Which lines hold the word "icon"? Copy each of them from the material.

Stored data:
—————

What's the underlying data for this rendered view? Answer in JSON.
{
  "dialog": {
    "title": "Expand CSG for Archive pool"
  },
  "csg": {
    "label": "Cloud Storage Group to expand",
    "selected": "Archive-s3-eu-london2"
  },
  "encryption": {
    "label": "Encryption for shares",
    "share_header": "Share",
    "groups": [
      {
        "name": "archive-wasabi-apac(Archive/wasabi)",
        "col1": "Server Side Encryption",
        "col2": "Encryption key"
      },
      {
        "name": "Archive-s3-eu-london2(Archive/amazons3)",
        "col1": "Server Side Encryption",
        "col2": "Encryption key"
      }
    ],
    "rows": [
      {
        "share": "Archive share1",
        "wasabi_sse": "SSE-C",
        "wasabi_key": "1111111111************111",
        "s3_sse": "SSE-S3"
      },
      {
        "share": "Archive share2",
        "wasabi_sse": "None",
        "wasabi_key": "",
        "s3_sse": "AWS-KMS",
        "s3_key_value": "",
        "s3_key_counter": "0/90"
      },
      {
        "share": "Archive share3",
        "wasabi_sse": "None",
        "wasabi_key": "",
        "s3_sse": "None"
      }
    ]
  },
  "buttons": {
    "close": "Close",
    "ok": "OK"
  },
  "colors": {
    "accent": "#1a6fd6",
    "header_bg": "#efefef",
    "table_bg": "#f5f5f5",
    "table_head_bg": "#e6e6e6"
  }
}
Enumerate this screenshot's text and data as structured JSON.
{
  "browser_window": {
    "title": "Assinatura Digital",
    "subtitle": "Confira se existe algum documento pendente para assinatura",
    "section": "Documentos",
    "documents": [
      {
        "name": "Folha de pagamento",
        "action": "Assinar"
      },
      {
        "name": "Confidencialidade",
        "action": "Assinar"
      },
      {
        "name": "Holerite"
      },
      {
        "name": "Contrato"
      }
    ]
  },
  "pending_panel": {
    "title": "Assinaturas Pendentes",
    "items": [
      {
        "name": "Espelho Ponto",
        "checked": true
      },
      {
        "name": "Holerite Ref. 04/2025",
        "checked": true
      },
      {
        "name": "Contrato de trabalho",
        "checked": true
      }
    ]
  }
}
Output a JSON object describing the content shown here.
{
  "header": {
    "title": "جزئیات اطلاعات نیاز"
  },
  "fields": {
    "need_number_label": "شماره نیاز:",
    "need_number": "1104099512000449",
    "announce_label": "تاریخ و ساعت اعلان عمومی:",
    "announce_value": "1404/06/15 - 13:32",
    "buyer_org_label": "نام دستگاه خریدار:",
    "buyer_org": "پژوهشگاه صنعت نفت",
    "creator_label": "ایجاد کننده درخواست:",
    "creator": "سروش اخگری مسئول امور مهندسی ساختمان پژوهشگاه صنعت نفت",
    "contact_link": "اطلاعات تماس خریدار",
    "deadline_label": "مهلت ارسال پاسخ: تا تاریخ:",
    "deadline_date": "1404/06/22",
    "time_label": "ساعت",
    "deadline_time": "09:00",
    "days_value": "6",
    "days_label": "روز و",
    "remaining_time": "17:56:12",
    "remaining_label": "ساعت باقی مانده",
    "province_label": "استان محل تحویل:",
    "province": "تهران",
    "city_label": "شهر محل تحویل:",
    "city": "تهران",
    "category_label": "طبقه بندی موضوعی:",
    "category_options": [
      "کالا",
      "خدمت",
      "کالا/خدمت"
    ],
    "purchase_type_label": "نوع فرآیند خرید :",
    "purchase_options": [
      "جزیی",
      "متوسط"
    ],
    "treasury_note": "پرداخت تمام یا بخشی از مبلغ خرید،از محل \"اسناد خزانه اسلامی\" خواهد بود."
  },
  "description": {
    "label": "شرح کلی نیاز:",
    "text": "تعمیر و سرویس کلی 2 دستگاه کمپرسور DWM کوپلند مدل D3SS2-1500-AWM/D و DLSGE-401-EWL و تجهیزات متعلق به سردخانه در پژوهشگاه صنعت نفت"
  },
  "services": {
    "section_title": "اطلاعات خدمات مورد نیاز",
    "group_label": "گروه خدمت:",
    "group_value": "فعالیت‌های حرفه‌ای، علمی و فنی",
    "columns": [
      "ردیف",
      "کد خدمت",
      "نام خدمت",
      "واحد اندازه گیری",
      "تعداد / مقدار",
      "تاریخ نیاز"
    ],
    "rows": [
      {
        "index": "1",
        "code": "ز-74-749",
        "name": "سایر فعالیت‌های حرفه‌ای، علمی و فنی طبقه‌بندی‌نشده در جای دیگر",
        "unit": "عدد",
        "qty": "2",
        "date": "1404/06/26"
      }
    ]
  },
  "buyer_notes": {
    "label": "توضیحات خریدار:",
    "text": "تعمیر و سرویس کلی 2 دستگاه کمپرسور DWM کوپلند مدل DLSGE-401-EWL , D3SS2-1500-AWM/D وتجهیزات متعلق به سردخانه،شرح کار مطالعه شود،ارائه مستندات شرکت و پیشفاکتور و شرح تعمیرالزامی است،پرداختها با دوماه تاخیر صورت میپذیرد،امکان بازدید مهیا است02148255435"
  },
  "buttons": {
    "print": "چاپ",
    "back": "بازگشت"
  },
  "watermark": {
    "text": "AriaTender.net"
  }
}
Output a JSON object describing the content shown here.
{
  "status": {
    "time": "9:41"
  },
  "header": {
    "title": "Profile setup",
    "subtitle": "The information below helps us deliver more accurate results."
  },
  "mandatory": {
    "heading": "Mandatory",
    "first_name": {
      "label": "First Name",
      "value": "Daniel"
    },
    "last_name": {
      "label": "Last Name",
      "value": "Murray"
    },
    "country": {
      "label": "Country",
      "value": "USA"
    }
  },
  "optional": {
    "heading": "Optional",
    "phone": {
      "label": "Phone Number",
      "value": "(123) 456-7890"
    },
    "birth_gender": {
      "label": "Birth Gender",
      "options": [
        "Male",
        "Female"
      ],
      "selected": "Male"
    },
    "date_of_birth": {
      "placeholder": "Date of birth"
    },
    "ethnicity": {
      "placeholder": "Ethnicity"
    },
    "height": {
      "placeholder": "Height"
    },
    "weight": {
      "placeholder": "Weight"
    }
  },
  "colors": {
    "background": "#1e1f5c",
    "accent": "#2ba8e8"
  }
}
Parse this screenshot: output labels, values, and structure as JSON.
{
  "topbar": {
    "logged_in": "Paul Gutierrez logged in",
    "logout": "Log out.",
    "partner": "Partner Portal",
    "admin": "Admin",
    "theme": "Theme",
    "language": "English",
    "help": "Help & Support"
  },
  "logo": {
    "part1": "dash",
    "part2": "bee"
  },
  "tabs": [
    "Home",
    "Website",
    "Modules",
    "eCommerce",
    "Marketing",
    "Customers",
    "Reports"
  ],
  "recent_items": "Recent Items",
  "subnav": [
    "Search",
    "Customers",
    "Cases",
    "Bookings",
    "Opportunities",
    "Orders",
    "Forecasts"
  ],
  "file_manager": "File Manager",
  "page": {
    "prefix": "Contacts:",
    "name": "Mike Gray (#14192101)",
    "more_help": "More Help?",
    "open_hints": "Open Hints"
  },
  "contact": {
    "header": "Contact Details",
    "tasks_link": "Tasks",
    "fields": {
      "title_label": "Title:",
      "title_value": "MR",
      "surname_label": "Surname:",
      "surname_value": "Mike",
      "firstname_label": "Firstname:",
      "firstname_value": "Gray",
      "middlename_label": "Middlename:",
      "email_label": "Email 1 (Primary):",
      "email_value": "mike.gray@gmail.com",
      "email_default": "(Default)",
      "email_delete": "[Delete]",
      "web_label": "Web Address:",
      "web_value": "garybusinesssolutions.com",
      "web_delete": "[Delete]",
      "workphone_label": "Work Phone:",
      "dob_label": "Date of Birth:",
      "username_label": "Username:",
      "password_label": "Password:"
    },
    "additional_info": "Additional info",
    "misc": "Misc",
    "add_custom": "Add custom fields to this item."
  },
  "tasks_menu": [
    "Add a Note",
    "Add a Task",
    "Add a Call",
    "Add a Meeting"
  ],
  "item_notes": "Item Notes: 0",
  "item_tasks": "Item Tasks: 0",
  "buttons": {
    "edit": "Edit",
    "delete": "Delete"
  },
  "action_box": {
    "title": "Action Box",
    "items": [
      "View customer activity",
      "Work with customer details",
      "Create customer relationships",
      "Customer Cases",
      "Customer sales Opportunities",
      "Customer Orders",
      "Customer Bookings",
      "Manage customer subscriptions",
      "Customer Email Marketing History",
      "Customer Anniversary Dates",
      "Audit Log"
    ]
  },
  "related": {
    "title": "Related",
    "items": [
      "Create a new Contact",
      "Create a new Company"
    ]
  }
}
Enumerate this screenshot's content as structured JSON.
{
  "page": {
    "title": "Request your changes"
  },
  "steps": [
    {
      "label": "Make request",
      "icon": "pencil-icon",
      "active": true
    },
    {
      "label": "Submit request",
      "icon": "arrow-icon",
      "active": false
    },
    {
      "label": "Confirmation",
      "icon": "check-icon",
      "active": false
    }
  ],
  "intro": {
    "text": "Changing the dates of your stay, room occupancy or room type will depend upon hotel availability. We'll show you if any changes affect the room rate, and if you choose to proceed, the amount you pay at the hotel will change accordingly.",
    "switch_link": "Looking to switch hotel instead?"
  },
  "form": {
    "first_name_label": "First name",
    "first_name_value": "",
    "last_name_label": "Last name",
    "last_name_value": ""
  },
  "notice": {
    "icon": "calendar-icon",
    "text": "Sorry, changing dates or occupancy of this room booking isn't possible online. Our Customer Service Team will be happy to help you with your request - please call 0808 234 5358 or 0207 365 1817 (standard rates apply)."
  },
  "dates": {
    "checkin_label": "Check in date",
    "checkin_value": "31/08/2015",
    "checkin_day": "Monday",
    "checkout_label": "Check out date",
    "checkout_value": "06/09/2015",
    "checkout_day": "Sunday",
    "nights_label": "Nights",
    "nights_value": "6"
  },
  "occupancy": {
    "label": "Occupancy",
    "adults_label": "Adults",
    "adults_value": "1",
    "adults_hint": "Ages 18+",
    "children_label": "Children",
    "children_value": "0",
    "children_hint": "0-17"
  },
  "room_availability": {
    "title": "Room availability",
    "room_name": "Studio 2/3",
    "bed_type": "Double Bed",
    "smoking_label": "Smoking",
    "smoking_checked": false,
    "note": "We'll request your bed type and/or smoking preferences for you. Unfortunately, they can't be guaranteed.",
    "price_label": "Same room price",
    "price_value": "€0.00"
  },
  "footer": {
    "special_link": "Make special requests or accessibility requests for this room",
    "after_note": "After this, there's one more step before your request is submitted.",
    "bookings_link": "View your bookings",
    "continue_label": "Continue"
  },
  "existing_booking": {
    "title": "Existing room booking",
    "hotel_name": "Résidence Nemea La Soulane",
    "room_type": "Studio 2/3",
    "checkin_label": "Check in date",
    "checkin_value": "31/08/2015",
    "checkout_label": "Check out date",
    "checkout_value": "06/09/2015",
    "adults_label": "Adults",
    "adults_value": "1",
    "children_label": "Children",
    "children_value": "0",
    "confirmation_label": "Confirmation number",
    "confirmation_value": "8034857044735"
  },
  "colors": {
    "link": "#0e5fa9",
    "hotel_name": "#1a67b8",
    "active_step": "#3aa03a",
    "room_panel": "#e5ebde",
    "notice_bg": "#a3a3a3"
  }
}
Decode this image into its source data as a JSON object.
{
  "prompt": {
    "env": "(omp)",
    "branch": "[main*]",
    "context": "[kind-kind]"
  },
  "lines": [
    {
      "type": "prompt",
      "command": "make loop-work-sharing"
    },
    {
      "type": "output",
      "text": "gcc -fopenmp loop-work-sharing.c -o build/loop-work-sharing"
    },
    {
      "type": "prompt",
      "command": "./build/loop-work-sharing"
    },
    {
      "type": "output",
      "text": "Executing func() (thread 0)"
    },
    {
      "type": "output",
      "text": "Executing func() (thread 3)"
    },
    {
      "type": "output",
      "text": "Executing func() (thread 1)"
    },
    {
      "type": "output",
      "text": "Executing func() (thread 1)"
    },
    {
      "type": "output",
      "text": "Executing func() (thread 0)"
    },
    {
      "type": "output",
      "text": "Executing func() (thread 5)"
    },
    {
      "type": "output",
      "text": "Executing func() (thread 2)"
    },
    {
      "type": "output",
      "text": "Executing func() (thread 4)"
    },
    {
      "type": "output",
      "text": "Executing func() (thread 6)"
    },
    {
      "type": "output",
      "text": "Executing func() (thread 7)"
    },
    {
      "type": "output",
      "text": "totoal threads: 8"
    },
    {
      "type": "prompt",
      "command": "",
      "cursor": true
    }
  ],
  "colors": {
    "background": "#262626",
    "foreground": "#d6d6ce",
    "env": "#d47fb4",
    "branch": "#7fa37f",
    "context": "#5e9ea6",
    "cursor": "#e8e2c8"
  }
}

—————

Response for this exercise:
      "icon": "pencil-icon",
      "icon": "arrow-icon",
      "icon": "check-icon",
    "icon": "calendar-icon",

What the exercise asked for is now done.